### Description of the task
The data below should be restated word for word, with every picture omitted.

### Material for the task
▬▬▬
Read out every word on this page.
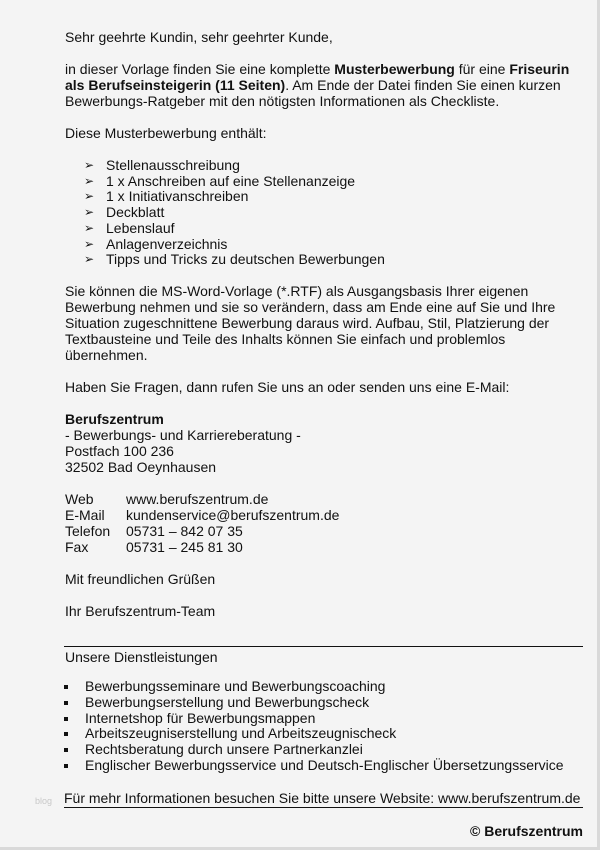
Sehr geehrte Kundin, sehr geehrter Kunde,

in dieser Vorlage finden Sie eine komplette Musterbewerbung für eine Friseurin als Berufseinsteigerin (11 Seiten). Am Ende der Datei finden Sie einen kurzen Bewerbungs-Ratgeber mit den nötigsten Informationen als Checkliste.

Diese Musterbewerbung enthält:

➢ Stellenausschreibung
➢ 1 x Anschreiben auf eine Stellenanzeige
➢ 1 x Initiativanschreiben
➢ Deckblatt
➢ Lebenslauf
➢ Anlagenverzeichnis
➢ Tipps und Tricks zu deutschen Bewerbungen

Sie können die MS-Word-Vorlage (*.RTF) als Ausgangsbasis Ihrer eigenen Bewerbung nehmen und sie so verändern, dass am Ende eine auf Sie und Ihre Situation zugeschnittene Bewerbung daraus wird. Aufbau, Stil, Platzierung der Textbausteine und Teile des Inhalts können Sie einfach und problemlos übernehmen.

Haben Sie Fragen, dann rufen Sie uns an oder senden uns eine E-Mail:

Berufszentrum

- Bewerbungs- und Karriereberatung -

Postfach 100 236

32502 Bad Oeynhausen

Web	www.berufszentrum.de
E-Mail	kundenservice@berufszentrum.de
Telefon	05731 – 842 07 35
Fax	05731 – 245 81 30

Mit freundlichen Grüßen

Ihr Berufszentrum-Team

Unsere Dienstleistungen
Bewerbungsseminare und Bewerbungscoaching
Bewerbungserstellung und Bewerbungscheck
Internetshop für Bewerbungsmappen
Arbeitszeugniserstellung und Arbeitszeugnischeck
Rechtsberatung durch unsere Partnerkanzlei
Englischer Bewerbungsservice und Deutsch-Englischer Übersetzungsservice
blog Für mehr Informationen besuchen Sie bitte unsere Website: www.berufszentrum.de
© Berufszentrum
▬▬▬
### Answer to this task
Read out every word on this page.
Sehr geehrte Kundin, sehr geehrter Kunde,

in dieser Vorlage finden Sie eine komplette Musterbewerbung für eine Friseurin als Berufseinsteigerin (11 Seiten). Am Ende der Datei finden Sie einen kurzen Bewerbungs-Ratgeber mit den nötigsten Informationen als Checkliste.

Diese Musterbewerbung enthält:

➢ Stellenausschreibung
➢ 1 x Anschreiben auf eine Stellenanzeige
➢ 1 x Initiativanschreiben
➢ Deckblatt
➢ Lebenslauf
➢ Anlagenverzeichnis
➢ Tipps und Tricks zu deutschen Bewerbungen

Sie können die MS-Word-Vorlage (*.RTF) als Ausgangsbasis Ihrer eigenen Bewerbung nehmen und sie so verändern, dass am Ende eine auf Sie und Ihre Situation zugeschnittene Bewerbung daraus wird. Aufbau, Stil, Platzierung der Textbausteine und Teile des Inhalts können Sie einfach und problemlos übernehmen.

Haben Sie Fragen, dann rufen Sie uns an oder senden uns eine E-Mail:

Berufszentrum

- Bewerbungs- und Karriereberatung -

Postfach 100 236

32502 Bad Oeynhausen

Web	www.berufszentrum.de
E-Mail	kundenservice@berufszentrum.de
Telefon	05731 – 842 07 35
Fax	05731 – 245 81 30

Mit freundlichen Grüßen

Ihr Berufszentrum-Team

Unsere Dienstleistungen
Bewerbungsseminare und Bewerbungscoaching
Bewerbungserstellung und Bewerbungscheck
Internetshop für Bewerbungsmappen
Arbeitszeugniserstellung und Arbeitszeugnischeck
Rechtsberatung durch unsere Partnerkanzlei
Englischer Bewerbungsservice und Deutsch-Englischer Übersetzungsservice
blog Für mehr Informationen besuchen Sie bitte unsere Website: www.berufszentrum.de
© Berufszentrum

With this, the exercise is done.